**Written task**
The records that follow are to be transcribed in full, without their images.

Records excerpted from a collection
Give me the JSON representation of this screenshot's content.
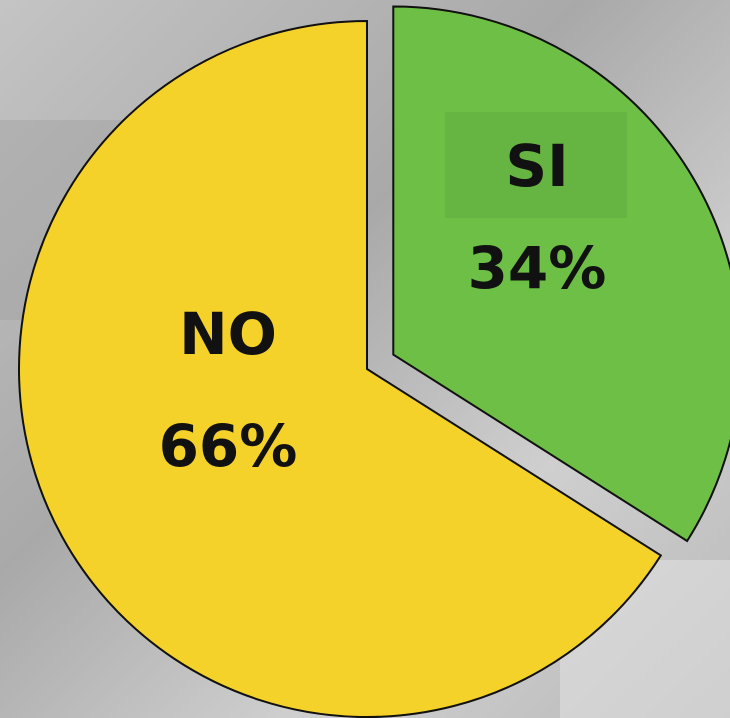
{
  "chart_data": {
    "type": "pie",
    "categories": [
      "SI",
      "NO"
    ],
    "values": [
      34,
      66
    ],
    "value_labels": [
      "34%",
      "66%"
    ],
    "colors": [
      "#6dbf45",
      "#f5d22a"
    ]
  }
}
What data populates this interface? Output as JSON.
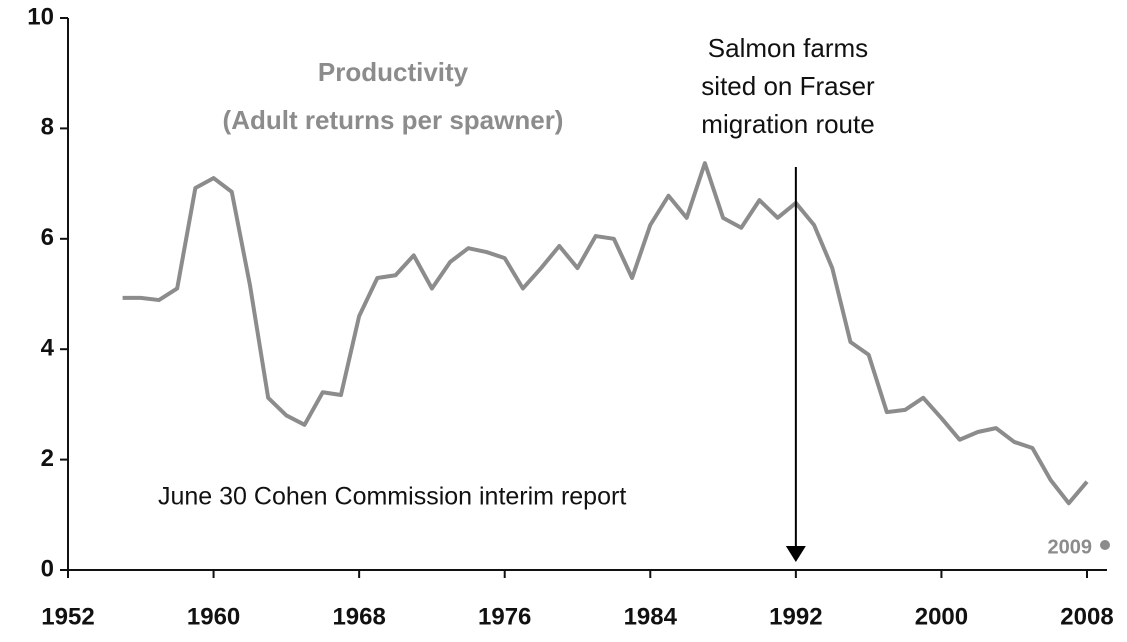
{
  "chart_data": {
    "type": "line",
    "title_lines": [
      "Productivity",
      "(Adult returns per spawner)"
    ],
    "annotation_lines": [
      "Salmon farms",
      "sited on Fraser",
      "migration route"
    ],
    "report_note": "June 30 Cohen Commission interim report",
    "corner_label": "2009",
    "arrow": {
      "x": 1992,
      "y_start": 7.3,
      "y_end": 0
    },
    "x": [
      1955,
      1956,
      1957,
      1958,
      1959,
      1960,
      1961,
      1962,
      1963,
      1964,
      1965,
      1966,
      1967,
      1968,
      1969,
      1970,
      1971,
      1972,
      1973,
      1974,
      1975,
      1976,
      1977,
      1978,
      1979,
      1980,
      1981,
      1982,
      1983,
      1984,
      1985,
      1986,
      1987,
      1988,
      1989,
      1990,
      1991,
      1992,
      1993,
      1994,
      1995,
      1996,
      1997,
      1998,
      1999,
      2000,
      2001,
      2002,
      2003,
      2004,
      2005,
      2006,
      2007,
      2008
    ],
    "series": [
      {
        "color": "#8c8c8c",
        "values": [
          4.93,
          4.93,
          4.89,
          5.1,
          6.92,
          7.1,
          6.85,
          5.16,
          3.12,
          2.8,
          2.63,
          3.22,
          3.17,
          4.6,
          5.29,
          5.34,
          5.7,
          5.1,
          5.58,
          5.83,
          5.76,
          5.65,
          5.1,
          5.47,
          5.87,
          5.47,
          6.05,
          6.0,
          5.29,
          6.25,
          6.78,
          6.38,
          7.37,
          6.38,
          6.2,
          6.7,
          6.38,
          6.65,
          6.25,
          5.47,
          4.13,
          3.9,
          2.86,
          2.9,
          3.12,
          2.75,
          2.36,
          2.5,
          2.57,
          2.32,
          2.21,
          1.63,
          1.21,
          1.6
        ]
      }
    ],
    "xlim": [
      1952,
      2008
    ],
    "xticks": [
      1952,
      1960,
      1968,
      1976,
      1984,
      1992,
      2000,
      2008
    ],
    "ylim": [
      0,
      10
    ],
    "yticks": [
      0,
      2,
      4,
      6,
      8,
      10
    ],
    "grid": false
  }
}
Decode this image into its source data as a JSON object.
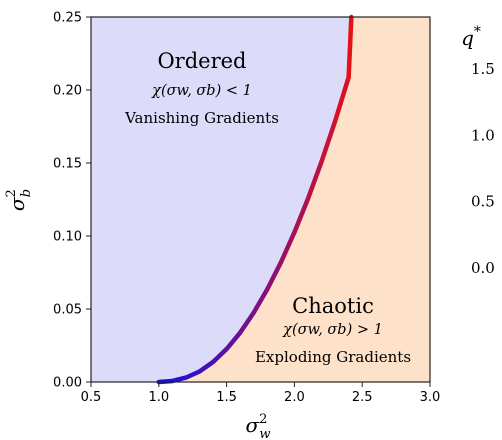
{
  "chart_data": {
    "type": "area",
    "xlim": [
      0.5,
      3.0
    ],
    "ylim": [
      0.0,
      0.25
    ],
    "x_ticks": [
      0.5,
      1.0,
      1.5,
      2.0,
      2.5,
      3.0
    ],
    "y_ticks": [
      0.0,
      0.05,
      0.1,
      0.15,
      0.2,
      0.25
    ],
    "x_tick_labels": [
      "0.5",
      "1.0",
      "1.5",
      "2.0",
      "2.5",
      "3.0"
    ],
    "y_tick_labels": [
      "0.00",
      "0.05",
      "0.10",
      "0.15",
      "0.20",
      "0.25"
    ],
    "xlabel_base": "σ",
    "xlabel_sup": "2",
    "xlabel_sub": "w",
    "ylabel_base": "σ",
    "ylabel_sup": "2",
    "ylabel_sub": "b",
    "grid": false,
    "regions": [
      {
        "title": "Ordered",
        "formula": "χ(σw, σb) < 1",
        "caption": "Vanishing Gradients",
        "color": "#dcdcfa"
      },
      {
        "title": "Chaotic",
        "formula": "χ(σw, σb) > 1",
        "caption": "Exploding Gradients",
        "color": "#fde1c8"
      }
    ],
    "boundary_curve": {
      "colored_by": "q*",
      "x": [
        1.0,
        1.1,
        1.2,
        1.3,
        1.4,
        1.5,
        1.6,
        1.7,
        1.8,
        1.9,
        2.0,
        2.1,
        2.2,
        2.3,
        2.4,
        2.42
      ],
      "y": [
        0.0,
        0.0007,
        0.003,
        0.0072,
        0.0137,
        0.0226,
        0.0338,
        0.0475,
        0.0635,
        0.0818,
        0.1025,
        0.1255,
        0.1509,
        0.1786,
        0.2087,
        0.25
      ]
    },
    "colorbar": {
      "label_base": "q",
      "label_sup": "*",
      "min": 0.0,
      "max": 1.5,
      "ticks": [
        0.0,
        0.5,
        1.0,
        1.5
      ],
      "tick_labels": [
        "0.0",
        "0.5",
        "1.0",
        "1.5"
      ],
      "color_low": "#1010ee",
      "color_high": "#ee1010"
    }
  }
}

**Written response**
Give me the JSON representation of this screenshot's content.
{
  "chart_data": {
    "type": "pie",
    "categories": [
      "SI",
      "NO"
    ],
    "values": [
      34,
      66
    ],
    "value_labels": [
      "34%",
      "66%"
    ],
    "colors": [
      "#6dbf45",
      "#f5d22a"
    ]
  }
}
What data populates this interface? Output as JSON.
{
  "chart_data": {
    "type": "line",
    "title_lines": [
      "Productivity",
      "(Adult returns per spawner)"
    ],
    "annotation_lines": [
      "Salmon farms",
      "sited on Fraser",
      "migration route"
    ],
    "report_note": "June 30 Cohen Commission interim report",
    "corner_label": "2009",
    "arrow": {
      "x": 1992,
      "y_start": 7.3,
      "y_end": 0
    },
    "x": [
      1955,
      1956,
      1957,
      1958,
      1959,
      1960,
      1961,
      1962,
      1963,
      1964,
      1965,
      1966,
      1967,
      1968,
      1969,
      1970,
      1971,
      1972,
      1973,
      1974,
      1975,
      1976,
      1977,
      1978,
      1979,
      1980,
      1981,
      1982,
      1983,
      1984,
      1985,
      1986,
      1987,
      1988,
      1989,
      1990,
      1991,
      1992,
      1993,
      1994,
      1995,
      1996,
      1997,
      1998,
      1999,
      2000,
      2001,
      2002,
      2003,
      2004,
      2005,
      2006,
      2007,
      2008
    ],
    "series": [
      {
        "color": "#8c8c8c",
        "values": [
          4.93,
          4.93,
          4.89,
          5.1,
          6.92,
          7.1,
          6.85,
          5.16,
          3.12,
          2.8,
          2.63,
          3.22,
          3.17,
          4.6,
          5.29,
          5.34,
          5.7,
          5.1,
          5.58,
          5.83,
          5.76,
          5.65,
          5.1,
          5.47,
          5.87,
          5.47,
          6.05,
          6.0,
          5.29,
          6.25,
          6.78,
          6.38,
          7.37,
          6.38,
          6.2,
          6.7,
          6.38,
          6.65,
          6.25,
          5.47,
          4.13,
          3.9,
          2.86,
          2.9,
          3.12,
          2.75,
          2.36,
          2.5,
          2.57,
          2.32,
          2.21,
          1.63,
          1.21,
          1.6
        ]
      }
    ],
    "xlim": [
      1952,
      2008
    ],
    "xticks": [
      1952,
      1960,
      1968,
      1976,
      1984,
      1992,
      2000,
      2008
    ],
    "ylim": [
      0,
      10
    ],
    "yticks": [
      0,
      2,
      4,
      6,
      8,
      10
    ],
    "grid": false
  }
}
Decode this image into its source data as a JSON object.
{
  "chart_data": {
    "type": "area",
    "xlim": [
      0.5,
      3.0
    ],
    "ylim": [
      0.0,
      0.25
    ],
    "x_ticks": [
      0.5,
      1.0,
      1.5,
      2.0,
      2.5,
      3.0
    ],
    "y_ticks": [
      0.0,
      0.05,
      0.1,
      0.15,
      0.2,
      0.25
    ],
    "x_tick_labels": [
      "0.5",
      "1.0",
      "1.5",
      "2.0",
      "2.5",
      "3.0"
    ],
    "y_tick_labels": [
      "0.00",
      "0.05",
      "0.10",
      "0.15",
      "0.20",
      "0.25"
    ],
    "xlabel_base": "σ",
    "xlabel_sup": "2",
    "xlabel_sub": "w",
    "ylabel_base": "σ",
    "ylabel_sup": "2",
    "ylabel_sub": "b",
    "grid": false,
    "regions": [
      {
        "title": "Ordered",
        "formula": "χ(σw, σb) < 1",
        "caption": "Vanishing Gradients",
        "color": "#dcdcfa"
      },
      {
        "title": "Chaotic",
        "formula": "χ(σw, σb) > 1",
        "caption": "Exploding Gradients",
        "color": "#fde1c8"
      }
    ],
    "boundary_curve": {
      "colored_by": "q*",
      "x": [
        1.0,
        1.1,
        1.2,
        1.3,
        1.4,
        1.5,
        1.6,
        1.7,
        1.8,
        1.9,
        2.0,
        2.1,
        2.2,
        2.3,
        2.4,
        2.42
      ],
      "y": [
        0.0,
        0.0007,
        0.003,
        0.0072,
        0.0137,
        0.0226,
        0.0338,
        0.0475,
        0.0635,
        0.0818,
        0.1025,
        0.1255,
        0.1509,
        0.1786,
        0.2087,
        0.25
      ]
    },
    "colorbar": {
      "label_base": "q",
      "label_sup": "*",
      "min": 0.0,
      "max": 1.5,
      "ticks": [
        0.0,
        0.5,
        1.0,
        1.5
      ],
      "tick_labels": [
        "0.0",
        "0.5",
        "1.0",
        "1.5"
      ],
      "color_low": "#1010ee",
      "color_high": "#ee1010"
    }
  }
}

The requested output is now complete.